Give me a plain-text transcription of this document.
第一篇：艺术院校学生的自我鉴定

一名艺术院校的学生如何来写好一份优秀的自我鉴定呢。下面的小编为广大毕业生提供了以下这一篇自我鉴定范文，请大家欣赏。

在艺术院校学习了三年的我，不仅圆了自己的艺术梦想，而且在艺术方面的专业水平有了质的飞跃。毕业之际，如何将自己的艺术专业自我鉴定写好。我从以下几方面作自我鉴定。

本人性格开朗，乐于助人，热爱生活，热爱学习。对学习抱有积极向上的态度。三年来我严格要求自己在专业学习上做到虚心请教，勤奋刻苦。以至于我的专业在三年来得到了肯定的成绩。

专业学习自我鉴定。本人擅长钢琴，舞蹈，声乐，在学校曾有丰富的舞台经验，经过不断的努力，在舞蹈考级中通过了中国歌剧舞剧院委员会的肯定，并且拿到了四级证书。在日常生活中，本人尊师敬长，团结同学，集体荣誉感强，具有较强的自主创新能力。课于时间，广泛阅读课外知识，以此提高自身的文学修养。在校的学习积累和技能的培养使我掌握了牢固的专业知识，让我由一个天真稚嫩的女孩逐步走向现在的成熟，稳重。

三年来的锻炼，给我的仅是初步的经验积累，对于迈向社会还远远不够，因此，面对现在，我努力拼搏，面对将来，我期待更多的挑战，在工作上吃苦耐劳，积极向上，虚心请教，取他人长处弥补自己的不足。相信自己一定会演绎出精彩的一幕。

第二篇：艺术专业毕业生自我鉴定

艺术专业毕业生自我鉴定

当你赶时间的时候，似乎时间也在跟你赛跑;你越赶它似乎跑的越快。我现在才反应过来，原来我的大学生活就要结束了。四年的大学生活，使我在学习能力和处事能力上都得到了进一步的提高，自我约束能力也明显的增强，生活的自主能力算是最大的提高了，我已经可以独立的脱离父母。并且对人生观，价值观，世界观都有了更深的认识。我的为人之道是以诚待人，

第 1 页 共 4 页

==*==

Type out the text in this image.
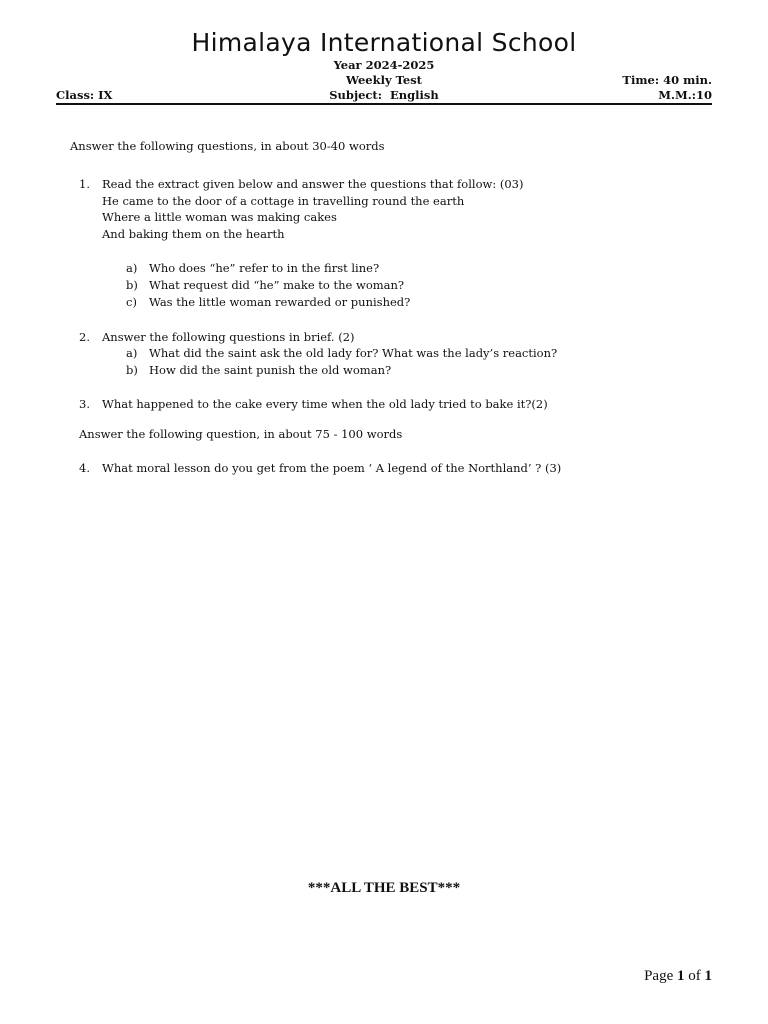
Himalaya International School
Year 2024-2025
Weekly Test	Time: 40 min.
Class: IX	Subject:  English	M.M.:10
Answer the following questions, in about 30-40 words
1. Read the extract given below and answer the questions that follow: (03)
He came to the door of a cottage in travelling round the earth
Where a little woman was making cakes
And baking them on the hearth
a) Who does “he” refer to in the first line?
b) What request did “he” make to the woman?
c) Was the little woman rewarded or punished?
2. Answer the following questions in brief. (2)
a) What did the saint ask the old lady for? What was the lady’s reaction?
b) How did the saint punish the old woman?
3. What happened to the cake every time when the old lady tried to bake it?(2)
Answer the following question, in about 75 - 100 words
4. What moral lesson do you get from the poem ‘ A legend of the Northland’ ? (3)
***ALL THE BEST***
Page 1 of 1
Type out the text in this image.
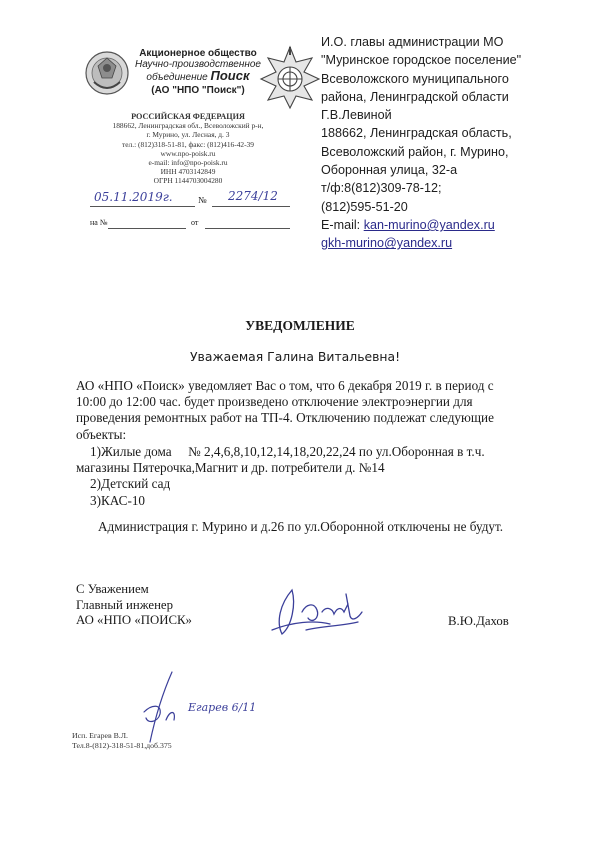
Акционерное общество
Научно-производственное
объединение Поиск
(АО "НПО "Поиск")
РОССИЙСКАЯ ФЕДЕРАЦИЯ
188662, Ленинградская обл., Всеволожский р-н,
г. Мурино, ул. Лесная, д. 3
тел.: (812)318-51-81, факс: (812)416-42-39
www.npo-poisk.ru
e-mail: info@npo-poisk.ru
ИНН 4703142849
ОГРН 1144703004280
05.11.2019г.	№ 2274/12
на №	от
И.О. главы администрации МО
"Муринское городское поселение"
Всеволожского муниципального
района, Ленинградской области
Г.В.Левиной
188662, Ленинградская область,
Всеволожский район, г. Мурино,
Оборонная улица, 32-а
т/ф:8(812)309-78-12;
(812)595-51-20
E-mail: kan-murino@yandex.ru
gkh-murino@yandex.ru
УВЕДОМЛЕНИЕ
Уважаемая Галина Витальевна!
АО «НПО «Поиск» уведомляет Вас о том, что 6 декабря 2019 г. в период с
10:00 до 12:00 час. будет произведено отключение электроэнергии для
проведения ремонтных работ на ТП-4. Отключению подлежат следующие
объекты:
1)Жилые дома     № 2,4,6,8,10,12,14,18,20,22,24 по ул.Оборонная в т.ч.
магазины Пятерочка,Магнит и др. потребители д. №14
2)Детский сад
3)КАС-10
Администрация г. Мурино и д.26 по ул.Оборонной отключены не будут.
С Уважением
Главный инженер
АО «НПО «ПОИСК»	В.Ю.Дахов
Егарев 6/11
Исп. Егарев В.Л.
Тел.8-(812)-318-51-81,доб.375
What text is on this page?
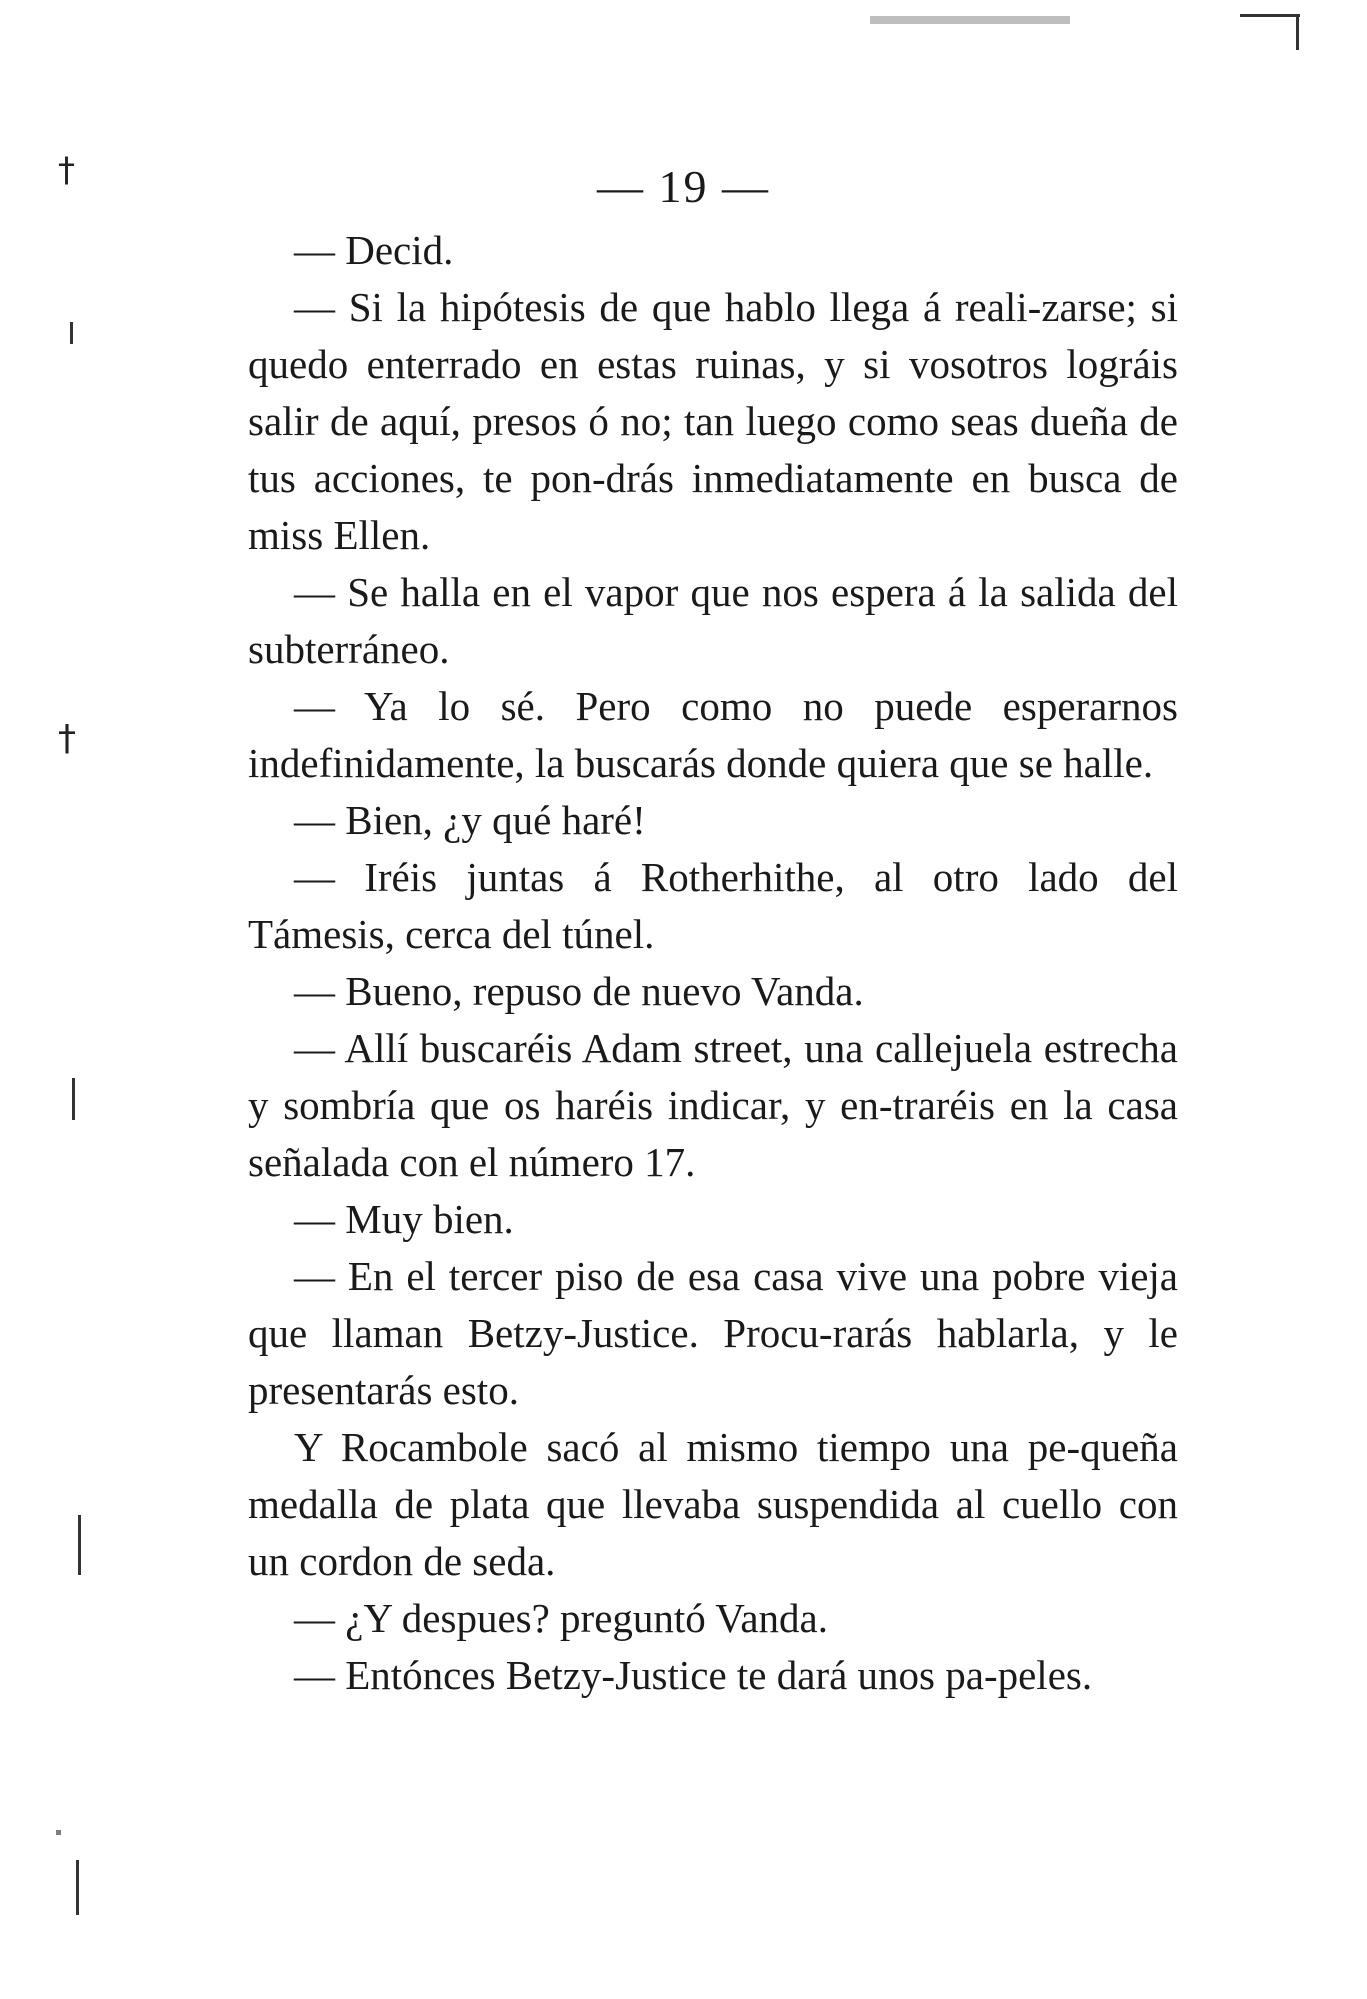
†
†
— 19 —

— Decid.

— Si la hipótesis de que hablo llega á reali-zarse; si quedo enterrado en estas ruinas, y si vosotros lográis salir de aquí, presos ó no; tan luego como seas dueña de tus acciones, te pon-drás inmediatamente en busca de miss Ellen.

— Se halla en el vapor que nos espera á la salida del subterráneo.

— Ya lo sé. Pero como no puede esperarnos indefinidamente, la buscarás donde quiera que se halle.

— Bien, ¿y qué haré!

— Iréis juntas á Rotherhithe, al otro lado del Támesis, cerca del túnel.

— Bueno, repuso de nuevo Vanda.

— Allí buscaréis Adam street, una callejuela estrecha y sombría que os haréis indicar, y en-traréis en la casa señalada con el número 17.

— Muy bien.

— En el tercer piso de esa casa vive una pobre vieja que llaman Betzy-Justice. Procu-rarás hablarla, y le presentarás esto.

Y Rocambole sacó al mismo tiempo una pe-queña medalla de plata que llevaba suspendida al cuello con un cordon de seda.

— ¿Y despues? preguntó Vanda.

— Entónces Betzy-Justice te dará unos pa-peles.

==*==

• [What is needed] Copy every line from the entries that contains the word "about".

• [Task response]
Answer the following questions, in about 30-40 words
Answer the following question, in about 75 - 100 words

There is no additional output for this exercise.